Data in this exercise ->
+ + + + + + +

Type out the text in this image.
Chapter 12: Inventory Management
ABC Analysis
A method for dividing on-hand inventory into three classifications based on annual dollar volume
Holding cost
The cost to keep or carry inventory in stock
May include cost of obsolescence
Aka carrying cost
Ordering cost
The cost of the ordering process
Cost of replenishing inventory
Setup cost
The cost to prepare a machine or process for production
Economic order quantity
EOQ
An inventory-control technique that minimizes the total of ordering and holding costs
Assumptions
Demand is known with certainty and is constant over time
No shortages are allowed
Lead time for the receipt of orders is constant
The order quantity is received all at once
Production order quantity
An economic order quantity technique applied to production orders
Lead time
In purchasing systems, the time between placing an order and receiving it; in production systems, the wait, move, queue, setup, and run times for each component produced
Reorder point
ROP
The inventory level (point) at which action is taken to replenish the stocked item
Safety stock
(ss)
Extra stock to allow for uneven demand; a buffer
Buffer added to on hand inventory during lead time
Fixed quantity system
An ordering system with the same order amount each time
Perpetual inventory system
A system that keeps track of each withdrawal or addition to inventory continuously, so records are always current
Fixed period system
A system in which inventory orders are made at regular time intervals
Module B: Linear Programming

+ + + + + + +

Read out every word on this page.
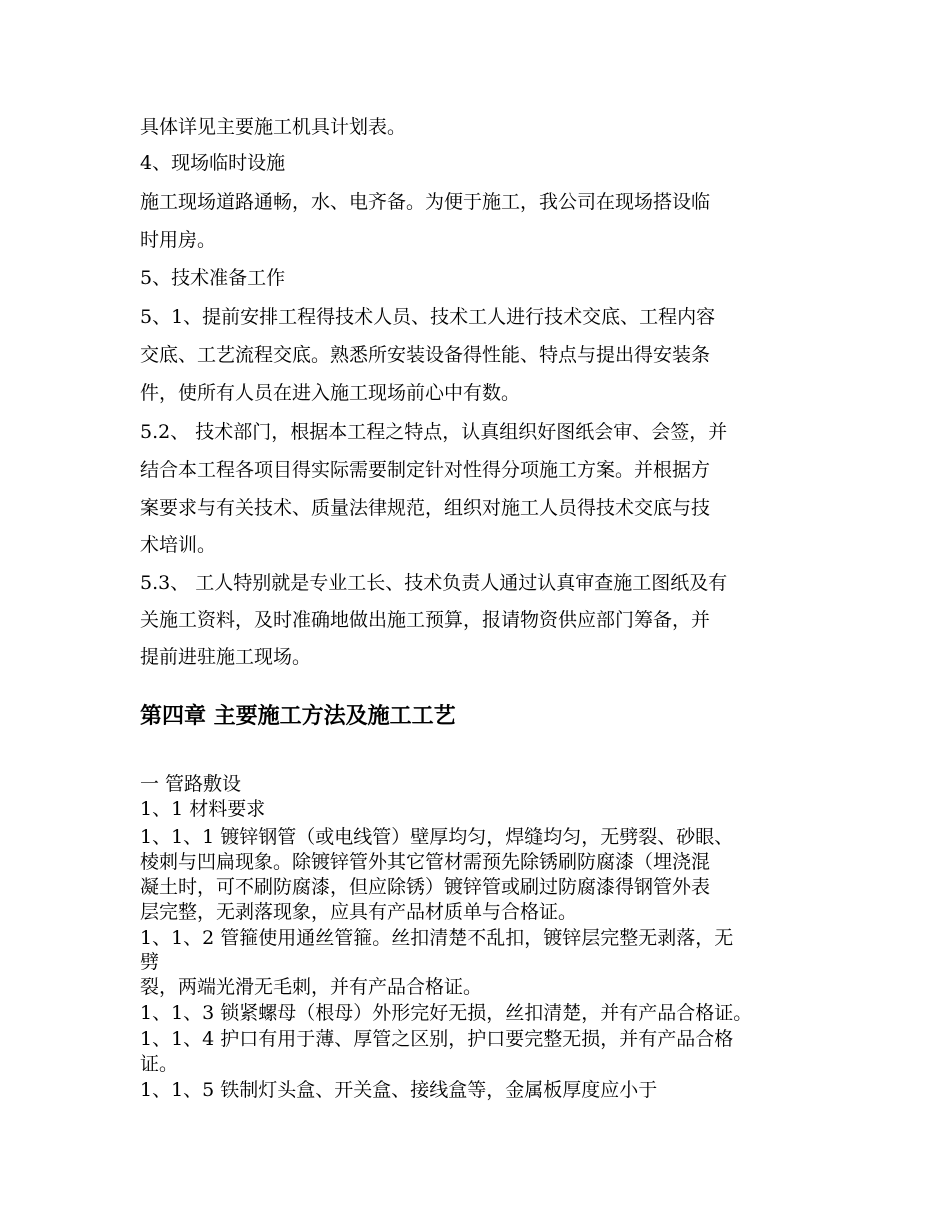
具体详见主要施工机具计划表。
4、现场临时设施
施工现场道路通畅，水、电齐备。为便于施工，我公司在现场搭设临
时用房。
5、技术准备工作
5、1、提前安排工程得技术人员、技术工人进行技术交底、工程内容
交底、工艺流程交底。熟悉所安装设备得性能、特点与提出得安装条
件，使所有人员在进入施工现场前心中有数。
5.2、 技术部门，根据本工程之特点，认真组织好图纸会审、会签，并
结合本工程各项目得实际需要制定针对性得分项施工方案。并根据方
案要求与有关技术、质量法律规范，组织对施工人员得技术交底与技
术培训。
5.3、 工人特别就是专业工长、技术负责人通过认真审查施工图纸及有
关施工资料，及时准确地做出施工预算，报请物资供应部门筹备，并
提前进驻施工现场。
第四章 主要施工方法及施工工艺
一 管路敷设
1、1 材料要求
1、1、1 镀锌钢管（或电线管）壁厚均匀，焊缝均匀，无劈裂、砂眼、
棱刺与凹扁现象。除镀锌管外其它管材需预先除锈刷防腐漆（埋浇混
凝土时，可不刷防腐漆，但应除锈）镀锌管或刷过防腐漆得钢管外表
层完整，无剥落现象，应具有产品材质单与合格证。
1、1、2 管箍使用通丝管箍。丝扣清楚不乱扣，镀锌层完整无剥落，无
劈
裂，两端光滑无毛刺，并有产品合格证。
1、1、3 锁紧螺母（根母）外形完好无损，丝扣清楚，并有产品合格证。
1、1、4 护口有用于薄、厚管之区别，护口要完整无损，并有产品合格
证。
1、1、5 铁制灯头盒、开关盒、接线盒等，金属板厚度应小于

+ + + + + + +

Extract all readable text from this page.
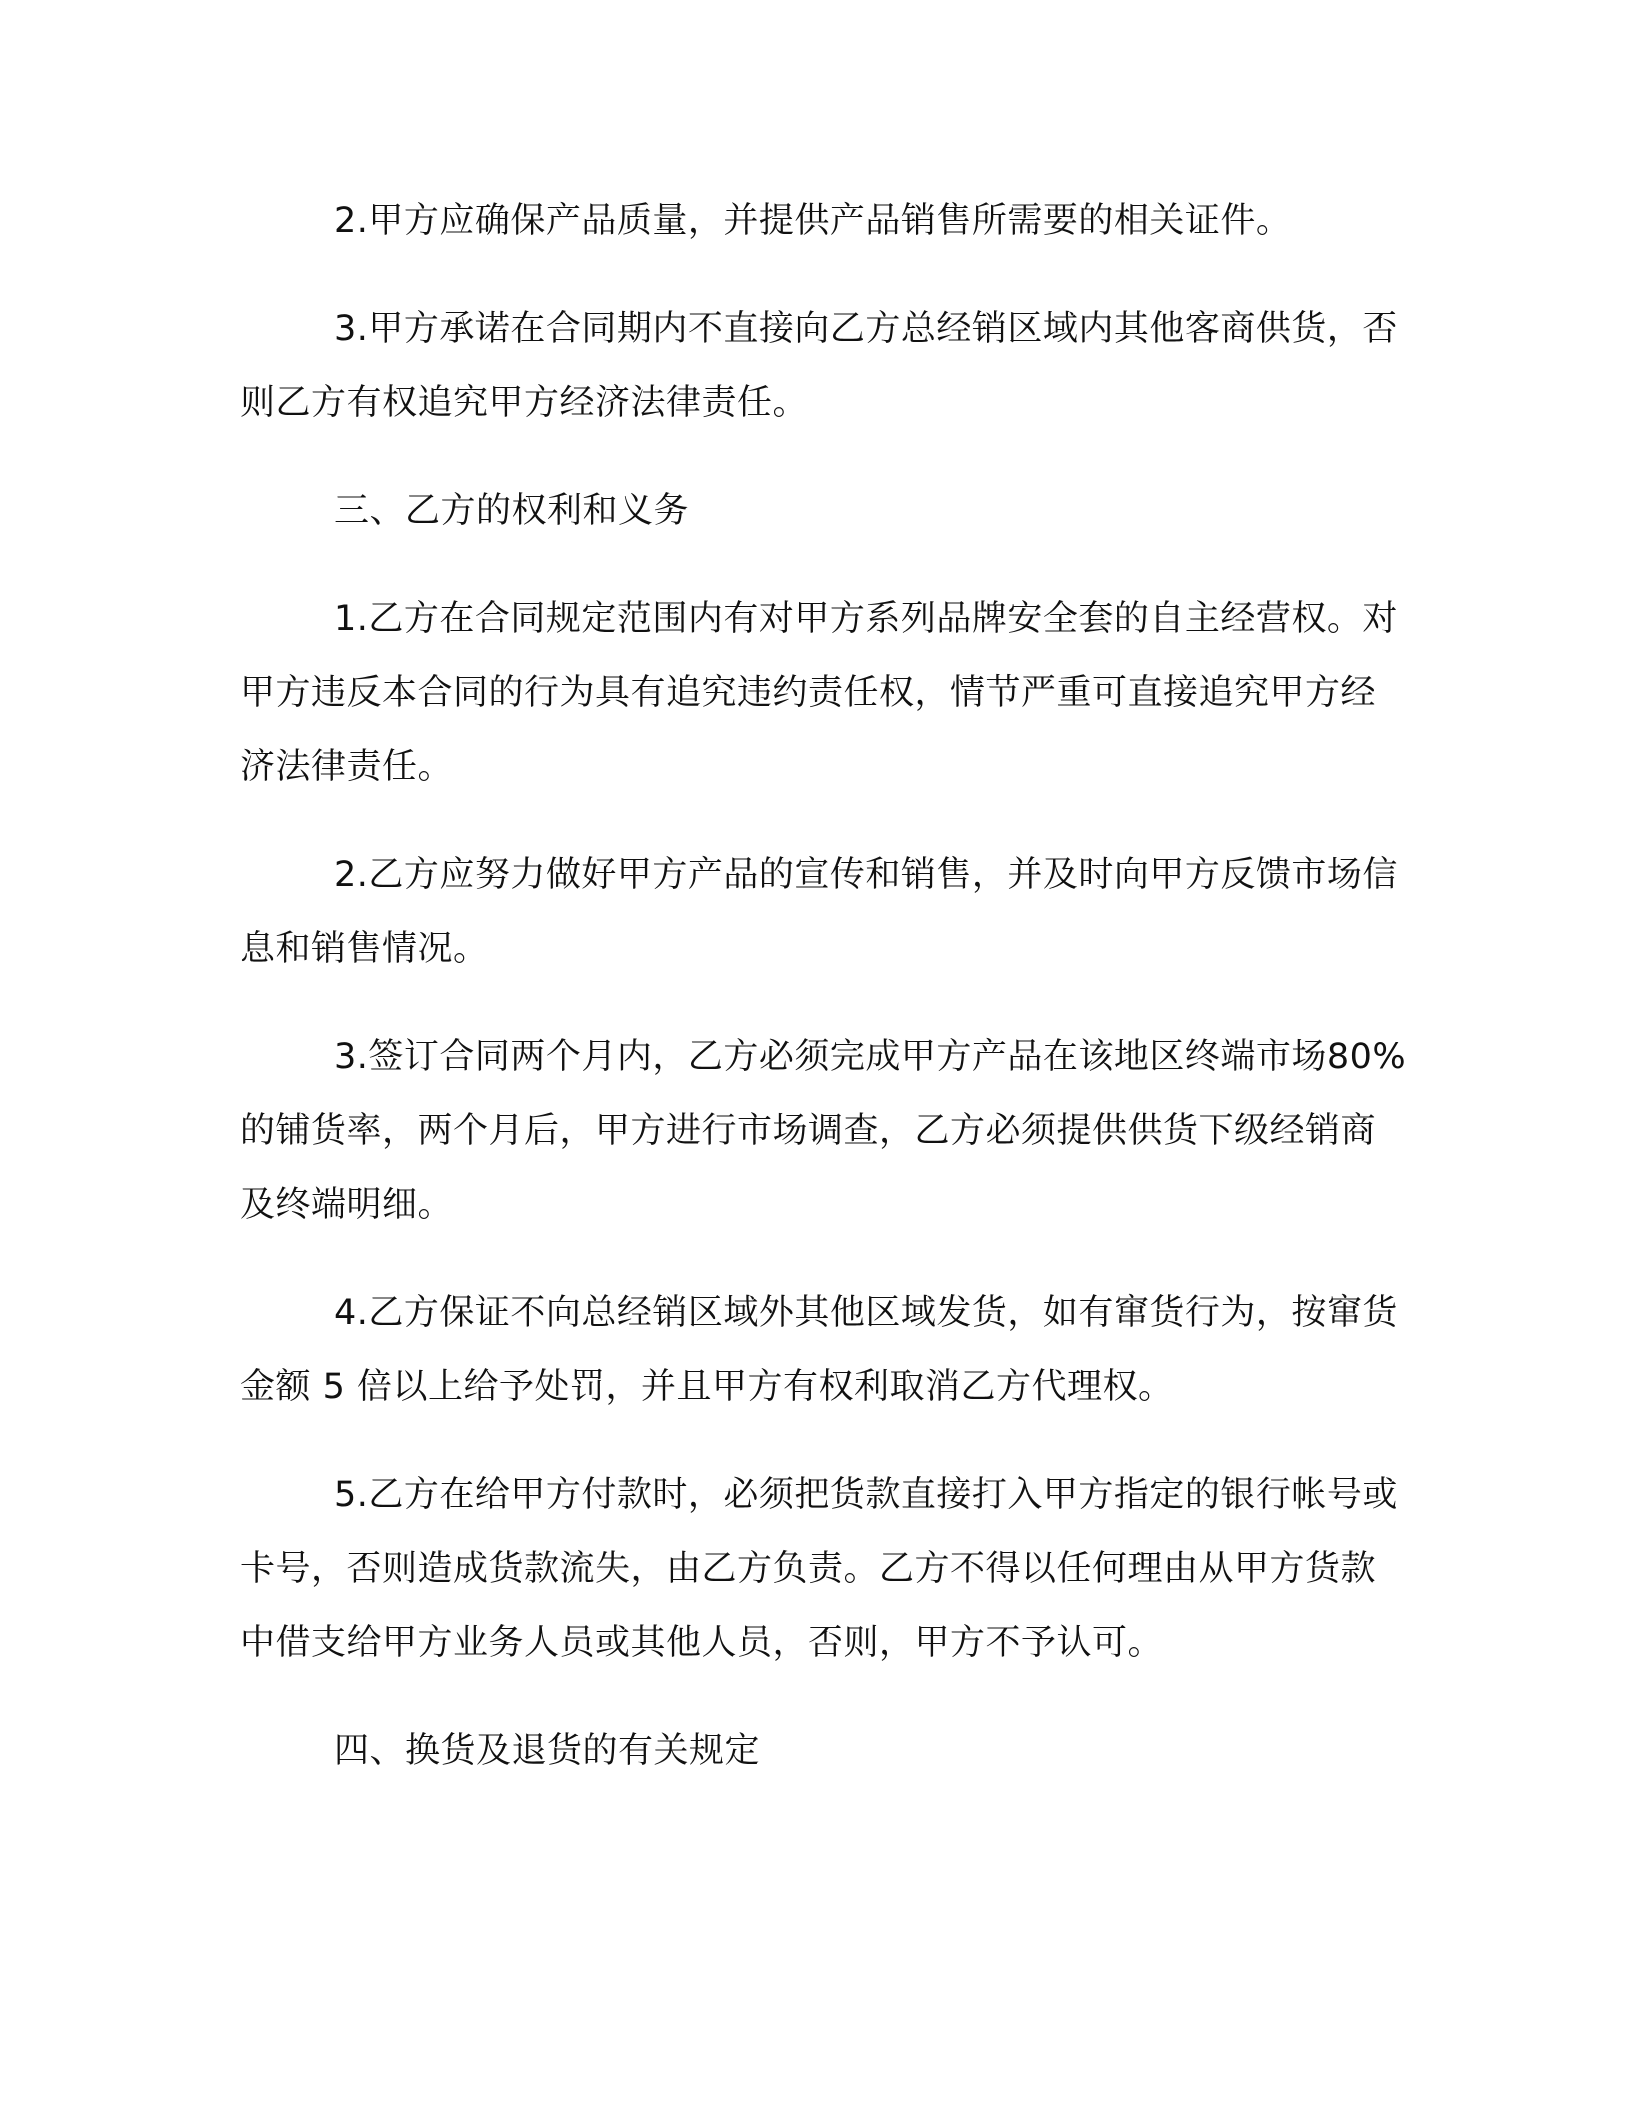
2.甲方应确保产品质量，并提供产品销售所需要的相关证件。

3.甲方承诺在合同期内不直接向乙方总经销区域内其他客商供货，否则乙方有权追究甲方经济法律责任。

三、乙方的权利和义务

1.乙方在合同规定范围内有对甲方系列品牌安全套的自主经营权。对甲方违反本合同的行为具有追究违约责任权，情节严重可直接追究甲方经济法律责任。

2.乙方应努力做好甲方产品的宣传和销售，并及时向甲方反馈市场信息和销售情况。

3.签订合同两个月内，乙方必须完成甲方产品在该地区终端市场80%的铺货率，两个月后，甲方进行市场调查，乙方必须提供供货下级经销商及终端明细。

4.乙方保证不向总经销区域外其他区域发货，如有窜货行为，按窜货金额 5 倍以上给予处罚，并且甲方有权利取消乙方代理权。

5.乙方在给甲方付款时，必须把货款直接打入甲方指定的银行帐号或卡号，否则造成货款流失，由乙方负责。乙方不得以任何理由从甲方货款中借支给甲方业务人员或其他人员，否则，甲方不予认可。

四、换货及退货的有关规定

+ + + + + + +

Directions ->
Count the lines in the records above that contain the word "Fixed", and give only that number.

Output ->
2